• WORK TO DO
Could you give the data below again, exactly and completely?

• SUPPLIED DATA
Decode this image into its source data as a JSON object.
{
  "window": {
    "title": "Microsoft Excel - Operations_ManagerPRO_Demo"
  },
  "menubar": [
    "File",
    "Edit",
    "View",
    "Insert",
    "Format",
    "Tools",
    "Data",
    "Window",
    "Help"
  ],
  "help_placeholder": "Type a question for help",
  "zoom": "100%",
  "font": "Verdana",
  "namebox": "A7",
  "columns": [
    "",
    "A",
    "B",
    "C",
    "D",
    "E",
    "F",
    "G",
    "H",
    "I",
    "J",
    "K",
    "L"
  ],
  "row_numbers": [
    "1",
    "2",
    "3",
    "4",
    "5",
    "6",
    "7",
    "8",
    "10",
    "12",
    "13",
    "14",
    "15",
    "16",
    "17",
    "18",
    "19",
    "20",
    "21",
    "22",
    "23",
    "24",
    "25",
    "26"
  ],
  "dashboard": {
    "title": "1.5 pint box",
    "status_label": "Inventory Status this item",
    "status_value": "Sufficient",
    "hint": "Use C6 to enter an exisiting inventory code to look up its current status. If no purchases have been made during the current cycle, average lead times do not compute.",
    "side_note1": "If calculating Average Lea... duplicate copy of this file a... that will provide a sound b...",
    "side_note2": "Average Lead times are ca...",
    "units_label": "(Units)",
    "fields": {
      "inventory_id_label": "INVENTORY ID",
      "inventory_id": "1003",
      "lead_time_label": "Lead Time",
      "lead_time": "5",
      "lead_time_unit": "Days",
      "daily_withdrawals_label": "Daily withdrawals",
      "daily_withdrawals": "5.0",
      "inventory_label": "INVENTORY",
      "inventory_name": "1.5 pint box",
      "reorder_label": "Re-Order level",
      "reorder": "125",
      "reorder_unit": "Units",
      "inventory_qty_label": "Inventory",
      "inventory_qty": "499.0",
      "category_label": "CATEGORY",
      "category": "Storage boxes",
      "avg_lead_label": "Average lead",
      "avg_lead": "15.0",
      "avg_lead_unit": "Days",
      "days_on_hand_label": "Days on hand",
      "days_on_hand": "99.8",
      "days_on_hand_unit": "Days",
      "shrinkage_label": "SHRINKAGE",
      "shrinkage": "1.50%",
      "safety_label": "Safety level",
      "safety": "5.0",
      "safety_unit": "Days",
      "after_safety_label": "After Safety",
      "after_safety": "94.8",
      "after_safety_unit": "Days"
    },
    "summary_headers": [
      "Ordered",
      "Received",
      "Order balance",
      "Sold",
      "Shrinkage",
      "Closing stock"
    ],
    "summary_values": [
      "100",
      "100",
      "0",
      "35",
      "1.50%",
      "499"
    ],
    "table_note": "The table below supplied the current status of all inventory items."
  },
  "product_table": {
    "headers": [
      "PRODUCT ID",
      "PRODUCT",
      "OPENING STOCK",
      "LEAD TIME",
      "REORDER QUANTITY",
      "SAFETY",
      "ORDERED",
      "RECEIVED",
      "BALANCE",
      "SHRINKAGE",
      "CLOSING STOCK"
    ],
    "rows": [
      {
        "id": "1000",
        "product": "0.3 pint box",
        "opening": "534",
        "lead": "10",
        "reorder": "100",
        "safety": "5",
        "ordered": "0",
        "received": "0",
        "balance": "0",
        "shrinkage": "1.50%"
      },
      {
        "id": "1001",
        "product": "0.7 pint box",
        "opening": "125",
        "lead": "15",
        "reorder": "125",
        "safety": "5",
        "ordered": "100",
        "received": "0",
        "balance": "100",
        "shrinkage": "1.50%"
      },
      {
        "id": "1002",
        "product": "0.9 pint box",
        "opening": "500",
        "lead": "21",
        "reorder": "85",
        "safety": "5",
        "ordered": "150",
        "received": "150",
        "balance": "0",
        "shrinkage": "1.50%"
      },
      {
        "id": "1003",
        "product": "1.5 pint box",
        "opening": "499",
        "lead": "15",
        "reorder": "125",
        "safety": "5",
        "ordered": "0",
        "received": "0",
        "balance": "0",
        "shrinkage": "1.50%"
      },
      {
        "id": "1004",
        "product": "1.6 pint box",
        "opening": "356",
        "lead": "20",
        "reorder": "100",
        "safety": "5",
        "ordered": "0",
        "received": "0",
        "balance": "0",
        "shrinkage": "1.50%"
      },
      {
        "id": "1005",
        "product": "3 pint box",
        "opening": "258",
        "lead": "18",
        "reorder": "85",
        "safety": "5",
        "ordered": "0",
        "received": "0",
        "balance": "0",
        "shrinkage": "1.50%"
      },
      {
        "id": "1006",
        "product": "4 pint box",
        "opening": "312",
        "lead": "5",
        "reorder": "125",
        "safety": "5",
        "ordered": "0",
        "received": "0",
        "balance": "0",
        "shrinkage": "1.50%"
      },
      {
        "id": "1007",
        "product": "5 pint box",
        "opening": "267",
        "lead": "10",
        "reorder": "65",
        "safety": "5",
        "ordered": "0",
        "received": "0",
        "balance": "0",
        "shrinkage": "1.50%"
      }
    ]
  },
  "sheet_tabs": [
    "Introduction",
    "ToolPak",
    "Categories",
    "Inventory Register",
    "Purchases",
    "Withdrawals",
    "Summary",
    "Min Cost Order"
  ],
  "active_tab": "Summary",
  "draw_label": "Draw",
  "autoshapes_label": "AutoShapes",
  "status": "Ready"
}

• THE COMPLETED TASK
Decode this image into its source data as a JSON object.
{
  "window": {
    "title": "Microsoft Excel - Operations_ManagerPRO_Demo"
  },
  "menubar": [
    "File",
    "Edit",
    "View",
    "Insert",
    "Format",
    "Tools",
    "Data",
    "Window",
    "Help"
  ],
  "help_placeholder": "Type a question for help",
  "zoom": "100%",
  "font": "Verdana",
  "namebox": "A7",
  "columns": [
    "",
    "A",
    "B",
    "C",
    "D",
    "E",
    "F",
    "G",
    "H",
    "I",
    "J",
    "K",
    "L"
  ],
  "row_numbers": [
    "1",
    "2",
    "3",
    "4",
    "5",
    "6",
    "7",
    "8",
    "10",
    "12",
    "13",
    "14",
    "15",
    "16",
    "17",
    "18",
    "19",
    "20",
    "21",
    "22",
    "23",
    "24",
    "25",
    "26"
  ],
  "dashboard": {
    "title": "1.5 pint box",
    "status_label": "Inventory Status this item",
    "status_value": "Sufficient",
    "hint": "Use C6 to enter an exisiting inventory code to look up its current status. If no purchases have been made during the current cycle, average lead times do not compute.",
    "side_note1": "If calculating Average Lea... duplicate copy of this file a... that will provide a sound b...",
    "side_note2": "Average Lead times are ca...",
    "units_label": "(Units)",
    "fields": {
      "inventory_id_label": "INVENTORY ID",
      "inventory_id": "1003",
      "lead_time_label": "Lead Time",
      "lead_time": "5",
      "lead_time_unit": "Days",
      "daily_withdrawals_label": "Daily withdrawals",
      "daily_withdrawals": "5.0",
      "inventory_label": "INVENTORY",
      "inventory_name": "1.5 pint box",
      "reorder_label": "Re-Order level",
      "reorder": "125",
      "reorder_unit": "Units",
      "inventory_qty_label": "Inventory",
      "inventory_qty": "499.0",
      "category_label": "CATEGORY",
      "category": "Storage boxes",
      "avg_lead_label": "Average lead",
      "avg_lead": "15.0",
      "avg_lead_unit": "Days",
      "days_on_hand_label": "Days on hand",
      "days_on_hand": "99.8",
      "days_on_hand_unit": "Days",
      "shrinkage_label": "SHRINKAGE",
      "shrinkage": "1.50%",
      "safety_label": "Safety level",
      "safety": "5.0",
      "safety_unit": "Days",
      "after_safety_label": "After Safety",
      "after_safety": "94.8",
      "after_safety_unit": "Days"
    },
    "summary_headers": [
      "Ordered",
      "Received",
      "Order balance",
      "Sold",
      "Shrinkage",
      "Closing stock"
    ],
    "summary_values": [
      "100",
      "100",
      "0",
      "35",
      "1.50%",
      "499"
    ],
    "table_note": "The table below supplied the current status of all inventory items."
  },
  "product_table": {
    "headers": [
      "PRODUCT ID",
      "PRODUCT",
      "OPENING STOCK",
      "LEAD TIME",
      "REORDER QUANTITY",
      "SAFETY",
      "ORDERED",
      "RECEIVED",
      "BALANCE",
      "SHRINKAGE",
      "CLOSING STOCK"
    ],
    "rows": [
      {
        "id": "1000",
        "product": "0.3 pint box",
        "opening": "534",
        "lead": "10",
        "reorder": "100",
        "safety": "5",
        "ordered": "0",
        "received": "0",
        "balance": "0",
        "shrinkage": "1.50%"
      },
      {
        "id": "1001",
        "product": "0.7 pint box",
        "opening": "125",
        "lead": "15",
        "reorder": "125",
        "safety": "5",
        "ordered": "100",
        "received": "0",
        "balance": "100",
        "shrinkage": "1.50%"
      },
      {
        "id": "1002",
        "product": "0.9 pint box",
        "opening": "500",
        "lead": "21",
        "reorder": "85",
        "safety": "5",
        "ordered": "150",
        "received": "150",
        "balance": "0",
        "shrinkage": "1.50%"
      },
      {
        "id": "1003",
        "product": "1.5 pint box",
        "opening": "499",
        "lead": "15",
        "reorder": "125",
        "safety": "5",
        "ordered": "0",
        "received": "0",
        "balance": "0",
        "shrinkage": "1.50%"
      },
      {
        "id": "1004",
        "product": "1.6 pint box",
        "opening": "356",
        "lead": "20",
        "reorder": "100",
        "safety": "5",
        "ordered": "0",
        "received": "0",
        "balance": "0",
        "shrinkage": "1.50%"
      },
      {
        "id": "1005",
        "product": "3 pint box",
        "opening": "258",
        "lead": "18",
        "reorder": "85",
        "safety": "5",
        "ordered": "0",
        "received": "0",
        "balance": "0",
        "shrinkage": "1.50%"
      },
      {
        "id": "1006",
        "product": "4 pint box",
        "opening": "312",
        "lead": "5",
        "reorder": "125",
        "safety": "5",
        "ordered": "0",
        "received": "0",
        "balance": "0",
        "shrinkage": "1.50%"
      },
      {
        "id": "1007",
        "product": "5 pint box",
        "opening": "267",
        "lead": "10",
        "reorder": "65",
        "safety": "5",
        "ordered": "0",
        "received": "0",
        "balance": "0",
        "shrinkage": "1.50%"
      }
    ]
  },
  "sheet_tabs": [
    "Introduction",
    "ToolPak",
    "Categories",
    "Inventory Register",
    "Purchases",
    "Withdrawals",
    "Summary",
    "Min Cost Order"
  ],
  "active_tab": "Summary",
  "draw_label": "Draw",
  "autoshapes_label": "AutoShapes",
  "status": "Ready"
}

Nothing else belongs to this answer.